▶ _Directive_: Output every line of the material exactly, omitting images.

▶ _Raw data_:
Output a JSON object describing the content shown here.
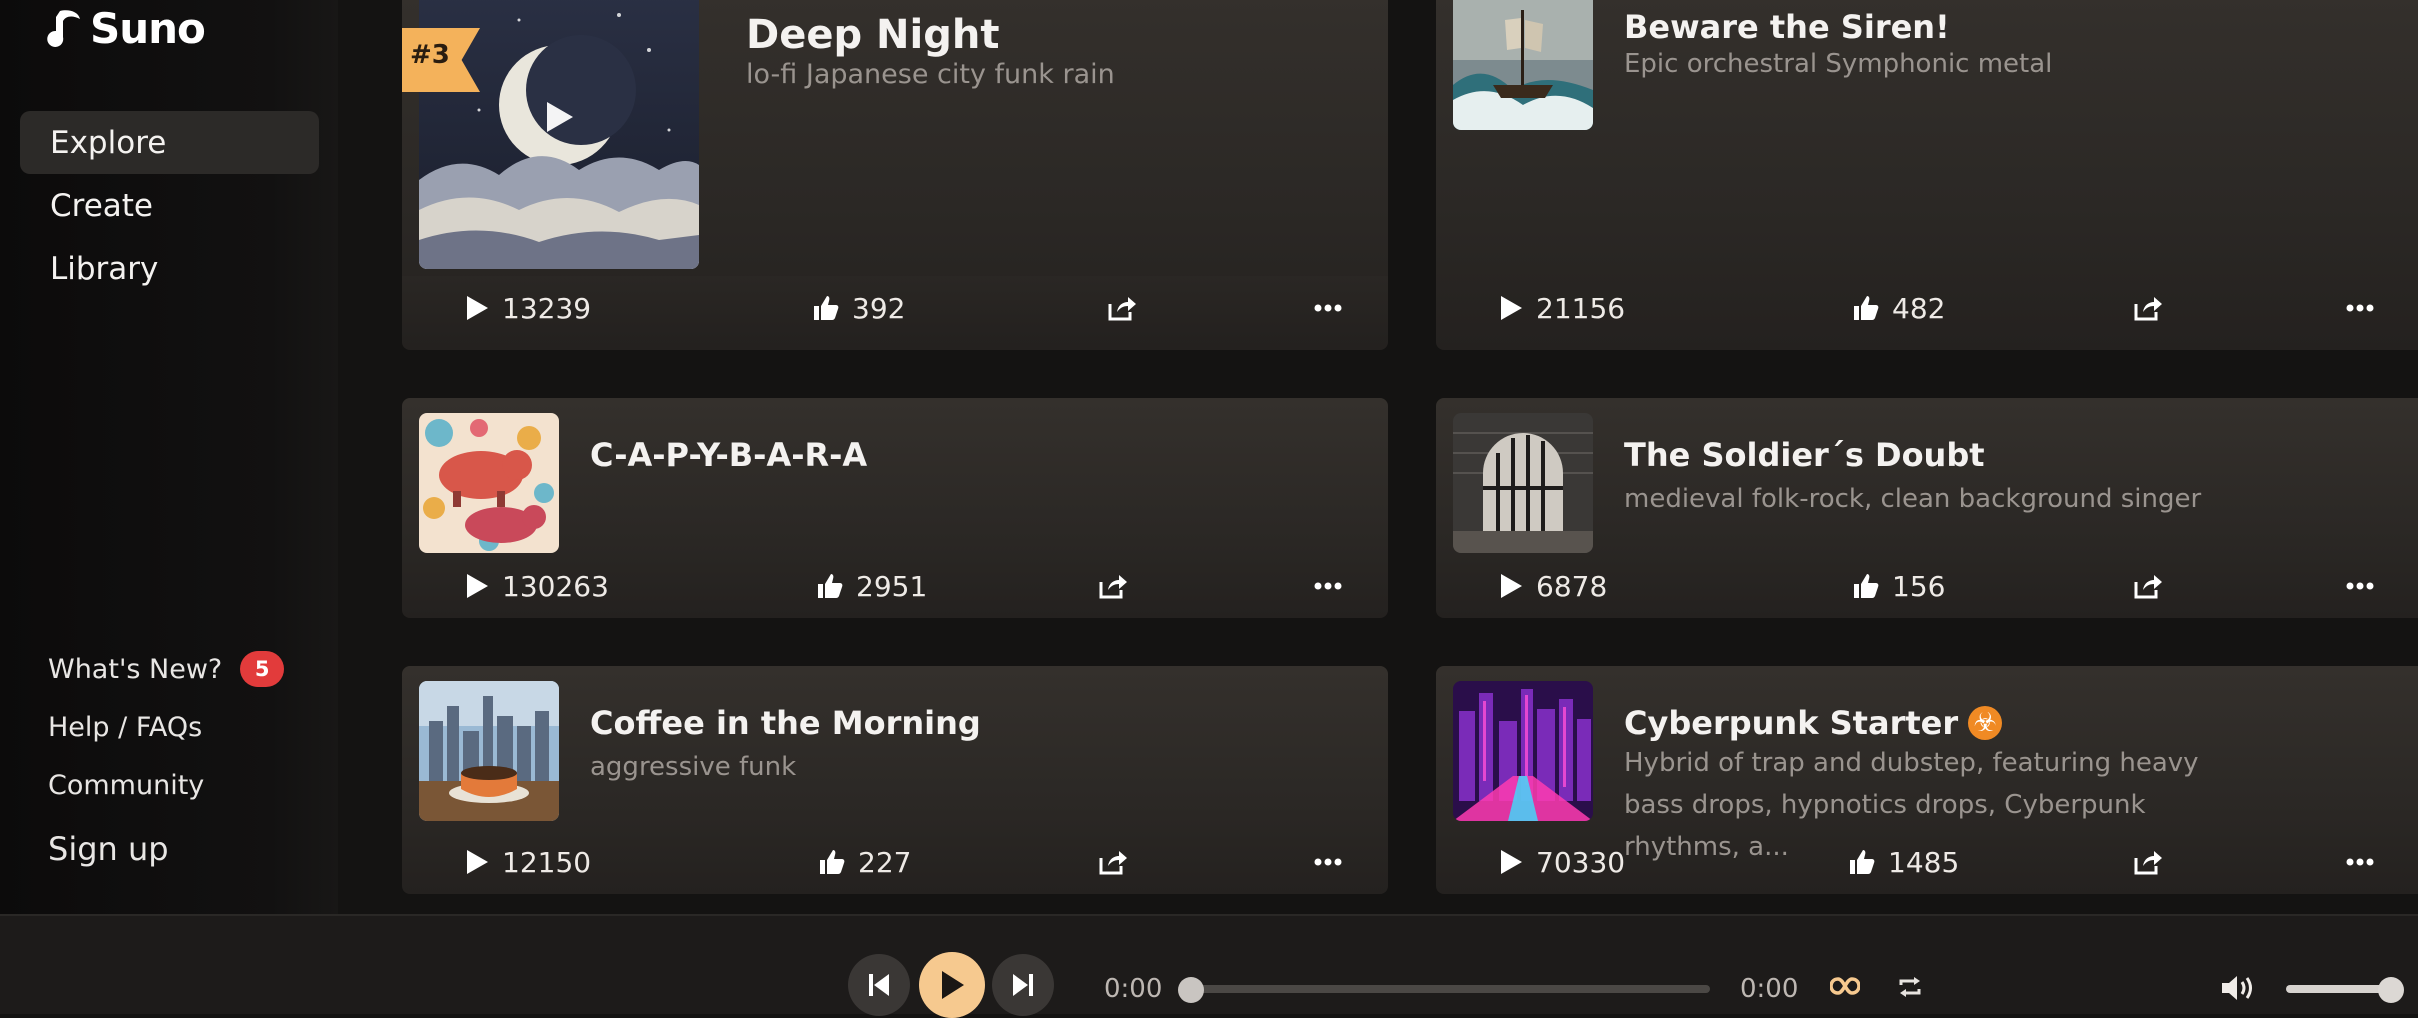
{
  "brand": {
    "name": "Suno"
  },
  "nav": {
    "items": [
      {
        "label": "Explore",
        "active": true
      },
      {
        "label": "Create",
        "active": false
      },
      {
        "label": "Library",
        "active": false
      }
    ]
  },
  "side_links": {
    "whats_new": "What's New?",
    "whats_new_badge": "5",
    "help": "Help / FAQs",
    "community": "Community",
    "signup": "Sign up"
  },
  "songs": [
    {
      "rank": "#3",
      "title": "Deep Night",
      "desc": "lo-fi Japanese city funk rain",
      "plays": "13239",
      "likes": "392"
    },
    {
      "title": "Beware the Siren!",
      "desc": "Epic orchestral Symphonic metal",
      "plays": "21156",
      "likes": "482"
    },
    {
      "title": "C-A-P-Y-B-A-R-A",
      "desc": "",
      "plays": "130263",
      "likes": "2951"
    },
    {
      "title": "The Soldier´s Doubt",
      "desc": "medieval folk-rock, clean background singer",
      "plays": "6878",
      "likes": "156"
    },
    {
      "title": "Coffee in the Morning",
      "desc": "aggressive funk",
      "plays": "12150",
      "likes": "227"
    },
    {
      "title": "Cyberpunk Starter",
      "title_emoji": "☣",
      "desc": "Hybrid of trap and dubstep, featuring heavy bass drops, hypnotics drops, Cyberpunk rhythms, a...",
      "plays": "70330",
      "likes": "1485"
    }
  ],
  "player": {
    "current_time": "0:00",
    "duration": "0:00",
    "progress": 0,
    "volume": 1.0
  },
  "colors": {
    "accent": "#f6c98f",
    "badge": "#e23b3b",
    "rank_tag": "#f4b25b"
  }
}
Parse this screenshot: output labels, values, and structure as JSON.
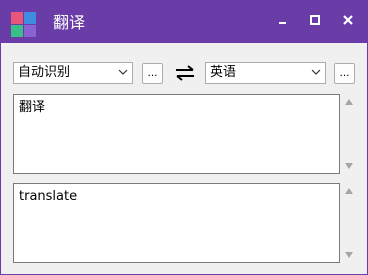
{
  "window": {
    "title": "翻译",
    "accent_color": "#6a3ca8",
    "icon": "app-tile-icon",
    "controls": [
      "minimize-icon",
      "maximize-icon",
      "close-icon"
    ]
  },
  "toolbar": {
    "source_language": "自动识别",
    "target_language": "英语",
    "more_label": "...",
    "swap_icon": "swap-arrows-icon"
  },
  "source_text": "翻译",
  "target_text": "translate"
}
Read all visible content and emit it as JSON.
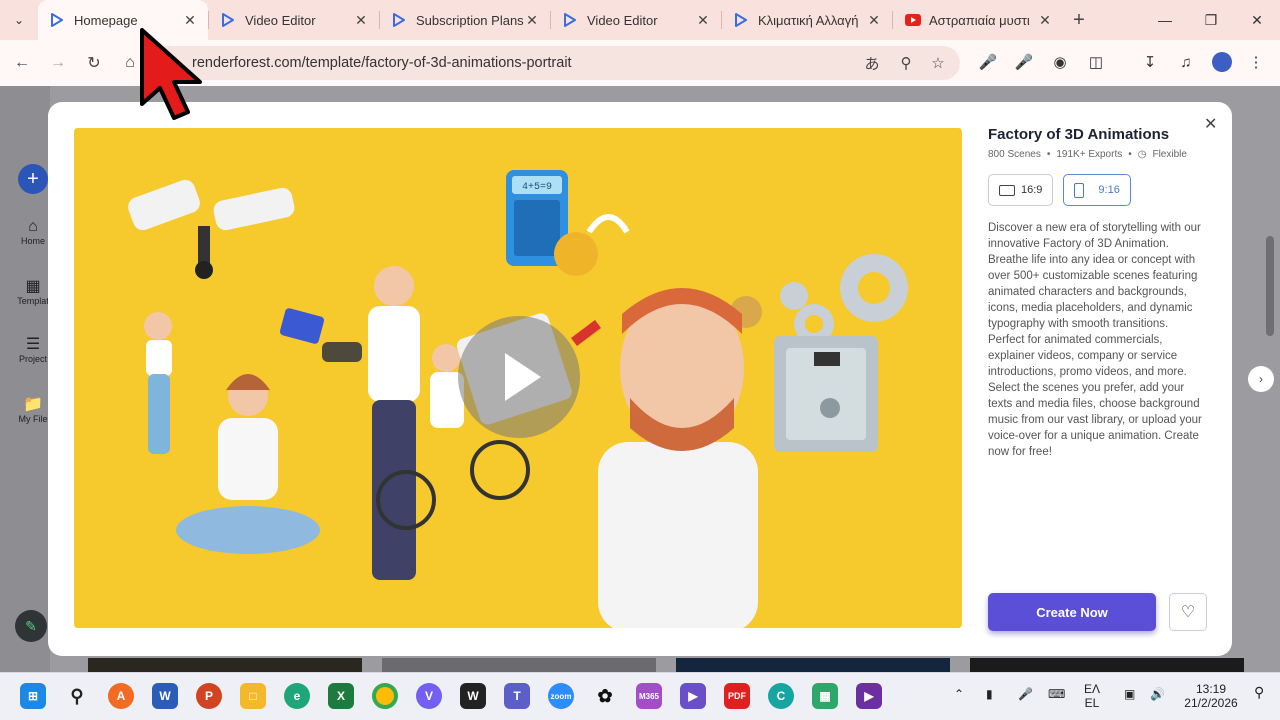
{
  "tabs": [
    {
      "label": "Homepage",
      "favicon": "renderforest-icon",
      "color": "#3b6de0",
      "active": true
    },
    {
      "label": "Video Editor",
      "favicon": "renderforest-icon",
      "color": "#3b6de0"
    },
    {
      "label": "Subscription Plans",
      "favicon": "renderforest-icon",
      "color": "#3b6de0"
    },
    {
      "label": "Video Editor",
      "favicon": "renderforest-icon",
      "color": "#3b6de0"
    },
    {
      "label": "Κλιματική Αλλαγή",
      "favicon": "renderforest-icon",
      "color": "#3b6de0"
    },
    {
      "label": "Αστραπιαία μυστι",
      "favicon": "youtube-icon",
      "color": "#e62117"
    }
  ],
  "address": {
    "url": "renderforest.com/template/factory-of-3d-animations-portrait"
  },
  "sidebar": {
    "items": [
      {
        "label": "Home"
      },
      {
        "label": "Templat"
      },
      {
        "label": "Project"
      },
      {
        "label": "My File"
      }
    ]
  },
  "modal": {
    "title": "Factory of 3D Animations",
    "scenes": "800 Scenes",
    "exports": "191K+ Exports",
    "flexible": "Flexible",
    "ratio_landscape": "16:9",
    "ratio_portrait": "9:16",
    "description": "Discover a new era of storytelling with our innovative Factory of 3D Animation. Breathe life into any idea or concept with over 500+ customizable scenes featuring animated characters and backgrounds, icons, media placeholders, and dynamic typography with smooth transitions. Perfect for animated commercials, explainer videos, company or service introductions, promo videos, and more. Select the scenes you prefer, add your texts and media files, choose background music from our vast library, or upload your voice-over for a unique animation. Create now for free!",
    "create_label": "Create Now",
    "calculator_display": "4+5=9"
  },
  "taskbar": {
    "lang_1": "ΕΛ",
    "lang_2": "EL",
    "time": "13:19",
    "date": "21/2/2026"
  },
  "colors": {
    "accent": "#5a4fd6",
    "preview_bg": "#f6c92d",
    "tabbar": "#f9e1dd"
  }
}
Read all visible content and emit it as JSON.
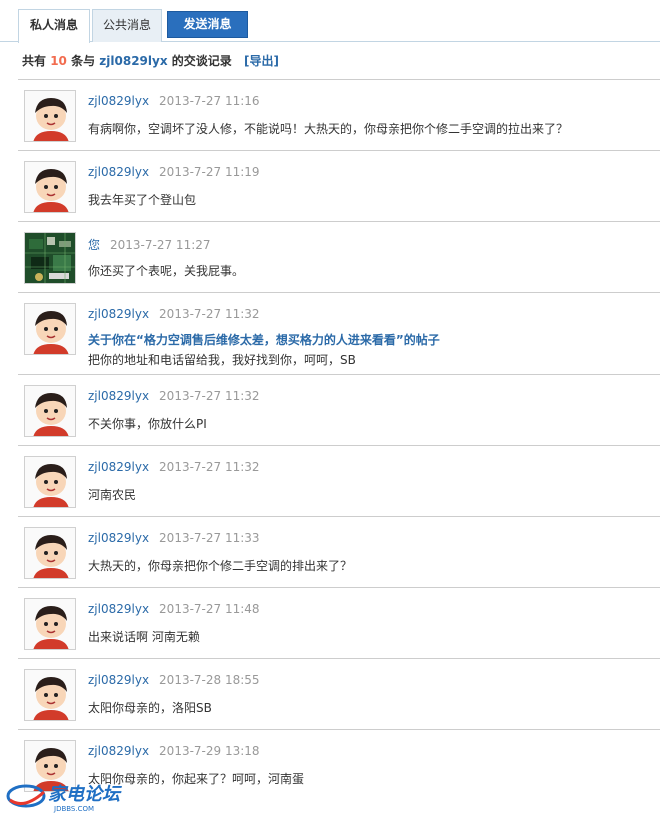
{
  "tabs": {
    "private": "私人消息",
    "public": "公共消息",
    "send": "发送消息"
  },
  "summary": {
    "prefix": "共有",
    "count": "10",
    "middle": "条与",
    "username": "zjl0829lyx",
    "suffix": "的交谈记录",
    "export": "[导出]"
  },
  "messages": [
    {
      "author": "zjl0829lyx",
      "time": "2013-7-27 11:16",
      "text": "有病啊你，空调坏了没人修，不能说吗！大热天的，你母亲把你个修二手空调的拉出来了？",
      "avatar": "cartoon-boy"
    },
    {
      "author": "zjl0829lyx",
      "time": "2013-7-27 11:19",
      "text": "我去年买了个登山包",
      "avatar": "cartoon-boy"
    },
    {
      "author": "您",
      "time": "2013-7-27 11:27",
      "text": "你还买了个表呢，关我屁事。",
      "avatar": "circuit-board"
    },
    {
      "author": "zjl0829lyx",
      "time": "2013-7-27 11:32",
      "subject": "关于你在“格力空调售后维修太差，想买格力的人进来看看”的帖子",
      "text": "把你的地址和电话留给我，我好找到你，呵呵，SB",
      "avatar": "cartoon-boy"
    },
    {
      "author": "zjl0829lyx",
      "time": "2013-7-27 11:32",
      "text": "不关你事，你放什么PI",
      "avatar": "cartoon-boy"
    },
    {
      "author": "zjl0829lyx",
      "time": "2013-7-27 11:32",
      "text": "河南农民",
      "avatar": "cartoon-boy"
    },
    {
      "author": "zjl0829lyx",
      "time": "2013-7-27 11:33",
      "text": "大热天的，你母亲把你个修二手空调的排出来了？",
      "avatar": "cartoon-boy"
    },
    {
      "author": "zjl0829lyx",
      "time": "2013-7-27 11:48",
      "text": "出来说话啊 河南无赖",
      "avatar": "cartoon-boy"
    },
    {
      "author": "zjl0829lyx",
      "time": "2013-7-28 18:55",
      "text": "太阳你母亲的，洛阳SB",
      "avatar": "cartoon-boy"
    },
    {
      "author": "zjl0829lyx",
      "time": "2013-7-29 13:18",
      "text": "太阳你母亲的，你起来了？呵呵，河南蛋",
      "avatar": "cartoon-boy"
    }
  ],
  "watermark": {
    "name": "家电论坛",
    "domain": "JDBBS.COM"
  }
}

▶ _Correct response_:
Output a JSON object describing the content shown here.
{
  "brand": {
    "name": "Suno"
  },
  "nav": {
    "items": [
      {
        "label": "Explore",
        "active": true
      },
      {
        "label": "Create",
        "active": false
      },
      {
        "label": "Library",
        "active": false
      }
    ]
  },
  "side_links": {
    "whats_new": "What's New?",
    "whats_new_badge": "5",
    "help": "Help / FAQs",
    "community": "Community",
    "signup": "Sign up"
  },
  "songs": [
    {
      "rank": "#3",
      "title": "Deep Night",
      "desc": "lo-fi Japanese city funk rain",
      "plays": "13239",
      "likes": "392"
    },
    {
      "title": "Beware the Siren!",
      "desc": "Epic orchestral Symphonic metal",
      "plays": "21156",
      "likes": "482"
    },
    {
      "title": "C-A-P-Y-B-A-R-A",
      "desc": "",
      "plays": "130263",
      "likes": "2951"
    },
    {
      "title": "The Soldier´s Doubt",
      "desc": "medieval folk-rock, clean background singer",
      "plays": "6878",
      "likes": "156"
    },
    {
      "title": "Coffee in the Morning",
      "desc": "aggressive funk",
      "plays": "12150",
      "likes": "227"
    },
    {
      "title": "Cyberpunk Starter",
      "title_emoji": "☣",
      "desc": "Hybrid of trap and dubstep, featuring heavy bass drops, hypnotics drops, Cyberpunk rhythms, a...",
      "plays": "70330",
      "likes": "1485"
    }
  ],
  "player": {
    "current_time": "0:00",
    "duration": "0:00",
    "progress": 0,
    "volume": 1.0
  },
  "colors": {
    "accent": "#f6c98f",
    "badge": "#e23b3b",
    "rank_tag": "#f4b25b"
  }
}
Parse this screenshot: output labels, values, and structure as JSON.
{
  "window": {
    "title": "翻译",
    "accent_color": "#6a3ca8",
    "icon": "app-tile-icon",
    "controls": [
      "minimize-icon",
      "maximize-icon",
      "close-icon"
    ]
  },
  "toolbar": {
    "source_language": "自动识别",
    "target_language": "英语",
    "more_label": "...",
    "swap_icon": "swap-arrows-icon"
  },
  "source_text": "翻译",
  "target_text": "translate"
}
Read all visible content and emit it as JSON.
{
  "tabs": [
    {
      "label": "Homepage",
      "favicon": "renderforest-icon",
      "color": "#3b6de0",
      "active": true
    },
    {
      "label": "Video Editor",
      "favicon": "renderforest-icon",
      "color": "#3b6de0"
    },
    {
      "label": "Subscription Plans",
      "favicon": "renderforest-icon",
      "color": "#3b6de0"
    },
    {
      "label": "Video Editor",
      "favicon": "renderforest-icon",
      "color": "#3b6de0"
    },
    {
      "label": "Κλιματική Αλλαγή",
      "favicon": "renderforest-icon",
      "color": "#3b6de0"
    },
    {
      "label": "Αστραπιαία μυστι",
      "favicon": "youtube-icon",
      "color": "#e62117"
    }
  ],
  "address": {
    "url": "renderforest.com/template/factory-of-3d-animations-portrait"
  },
  "sidebar": {
    "items": [
      {
        "label": "Home"
      },
      {
        "label": "Templat"
      },
      {
        "label": "Project"
      },
      {
        "label": "My File"
      }
    ]
  },
  "modal": {
    "title": "Factory of 3D Animations",
    "scenes": "800 Scenes",
    "exports": "191K+ Exports",
    "flexible": "Flexible",
    "ratio_landscape": "16:9",
    "ratio_portrait": "9:16",
    "description": "Discover a new era of storytelling with our innovative Factory of 3D Animation. Breathe life into any idea or concept with over 500+ customizable scenes featuring animated characters and backgrounds, icons, media placeholders, and dynamic typography with smooth transitions. Perfect for animated commercials, explainer videos, company or service introductions, promo videos, and more. Select the scenes you prefer, add your texts and media files, choose background music from our vast library, or upload your voice-over for a unique animation. Create now for free!",
    "create_label": "Create Now",
    "calculator_display": "4+5=9"
  },
  "taskbar": {
    "lang_1": "ΕΛ",
    "lang_2": "EL",
    "time": "13:19",
    "date": "21/2/2026"
  },
  "colors": {
    "accent": "#5a4fd6",
    "preview_bg": "#f6c92d",
    "tabbar": "#f9e1dd"
  }
}
Read all visible content and emit it as JSON.
{
  "tabs": {
    "private": "私人消息",
    "public": "公共消息",
    "send": "发送消息"
  },
  "summary": {
    "prefix": "共有",
    "count": "10",
    "middle": "条与",
    "username": "zjl0829lyx",
    "suffix": "的交谈记录",
    "export": "[导出]"
  },
  "messages": [
    {
      "author": "zjl0829lyx",
      "time": "2013-7-27 11:16",
      "text": "有病啊你，空调坏了没人修，不能说吗！大热天的，你母亲把你个修二手空调的拉出来了？",
      "avatar": "cartoon-boy"
    },
    {
      "author": "zjl0829lyx",
      "time": "2013-7-27 11:19",
      "text": "我去年买了个登山包",
      "avatar": "cartoon-boy"
    },
    {
      "author": "您",
      "time": "2013-7-27 11:27",
      "text": "你还买了个表呢，关我屁事。",
      "avatar": "circuit-board"
    },
    {
      "author": "zjl0829lyx",
      "time": "2013-7-27 11:32",
      "subject": "关于你在“格力空调售后维修太差，想买格力的人进来看看”的帖子",
      "text": "把你的地址和电话留给我，我好找到你，呵呵，SB",
      "avatar": "cartoon-boy"
    },
    {
      "author": "zjl0829lyx",
      "time": "2013-7-27 11:32",
      "text": "不关你事，你放什么PI",
      "avatar": "cartoon-boy"
    },
    {
      "author": "zjl0829lyx",
      "time": "2013-7-27 11:32",
      "text": "河南农民",
      "avatar": "cartoon-boy"
    },
    {
      "author": "zjl0829lyx",
      "time": "2013-7-27 11:33",
      "text": "大热天的，你母亲把你个修二手空调的排出来了？",
      "avatar": "cartoon-boy"
    },
    {
      "author": "zjl0829lyx",
      "time": "2013-7-27 11:48",
      "text": "出来说话啊 河南无赖",
      "avatar": "cartoon-boy"
    },
    {
      "author": "zjl0829lyx",
      "time": "2013-7-28 18:55",
      "text": "太阳你母亲的，洛阳SB",
      "avatar": "cartoon-boy"
    },
    {
      "author": "zjl0829lyx",
      "time": "2013-7-29 13:18",
      "text": "太阳你母亲的，你起来了？呵呵，河南蛋",
      "avatar": "cartoon-boy"
    }
  ],
  "watermark": {
    "name": "家电论坛",
    "domain": "JDBBS.COM"
  }
}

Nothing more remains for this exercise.